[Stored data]
......
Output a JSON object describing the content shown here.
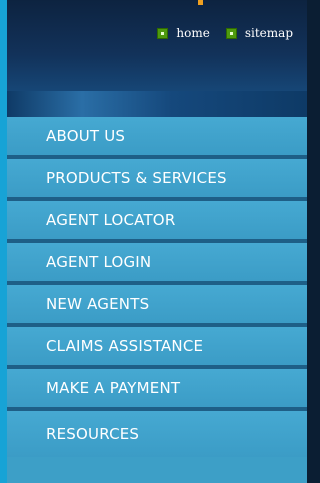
{
  "toplinks": {
    "home": {
      "label": "home",
      "icon": "green-square-bullet-icon"
    },
    "sitemap": {
      "label": "sitemap",
      "icon": "green-square-bullet-icon"
    }
  },
  "menu": {
    "items": [
      {
        "label": "ABOUT US"
      },
      {
        "label": "PRODUCTS & SERVICES"
      },
      {
        "label": "AGENT LOCATOR"
      },
      {
        "label": "AGENT LOGIN"
      },
      {
        "label": "NEW AGENTS"
      },
      {
        "label": "CLAIMS ASSISTANCE"
      },
      {
        "label": "MAKE A PAYMENT"
      },
      {
        "label": "RESOURCES"
      }
    ]
  },
  "colors": {
    "accent_edge": "#17a3d6",
    "header_dark": "#0d2340",
    "menu_bg": "#3d9fc7",
    "menu_divider": "#1e5f87",
    "bullet_green": "#4e9a0e"
  }
}
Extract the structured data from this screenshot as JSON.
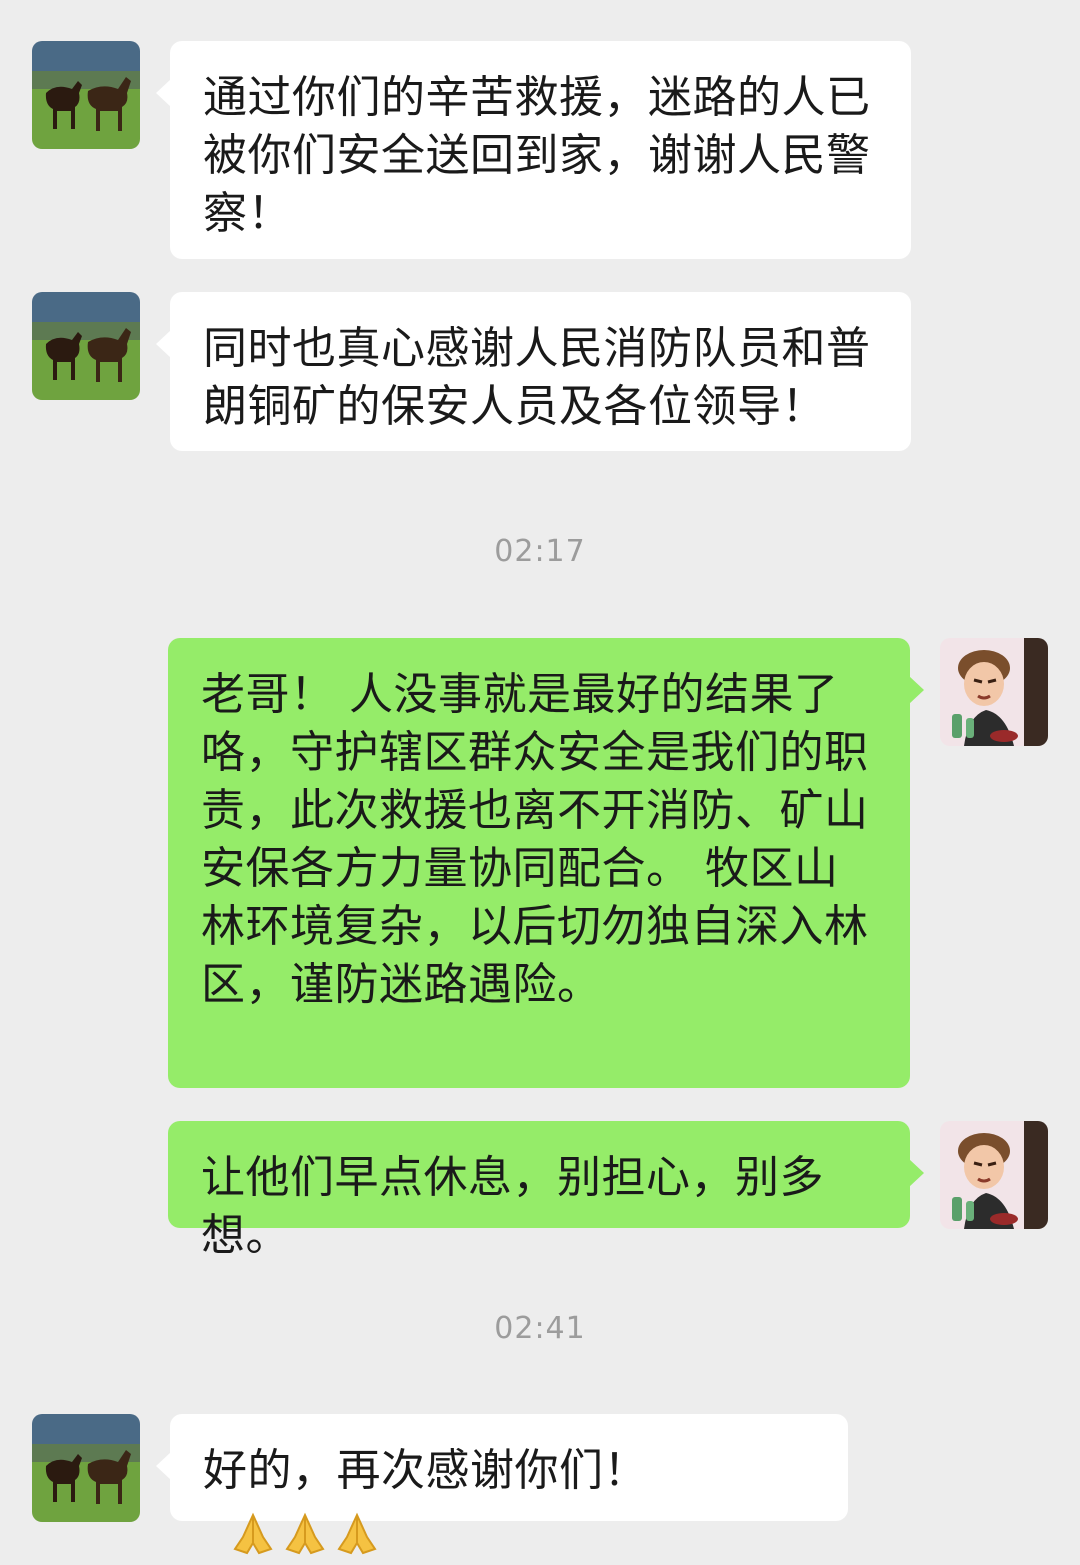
......
Exercise brief:
Every line of the data should be copied as it stands, without the images.

Result for this task:
Output a JSON object describing the content shown here.
{
  "toplinks": {
    "home": {
      "label": "home",
      "icon": "green-square-bullet-icon"
    },
    "sitemap": {
      "label": "sitemap",
      "icon": "green-square-bullet-icon"
    }
  },
  "menu": {
    "items": [
      {
        "label": "ABOUT US"
      },
      {
        "label": "PRODUCTS & SERVICES"
      },
      {
        "label": "AGENT LOCATOR"
      },
      {
        "label": "AGENT LOGIN"
      },
      {
        "label": "NEW AGENTS"
      },
      {
        "label": "CLAIMS ASSISTANCE"
      },
      {
        "label": "MAKE A PAYMENT"
      },
      {
        "label": "RESOURCES"
      }
    ]
  },
  "colors": {
    "accent_edge": "#17a3d6",
    "header_dark": "#0d2340",
    "menu_bg": "#3d9fc7",
    "menu_divider": "#1e5f87",
    "bullet_green": "#4e9a0e"
  }
}
Extract the structured data from this screenshot as JSON.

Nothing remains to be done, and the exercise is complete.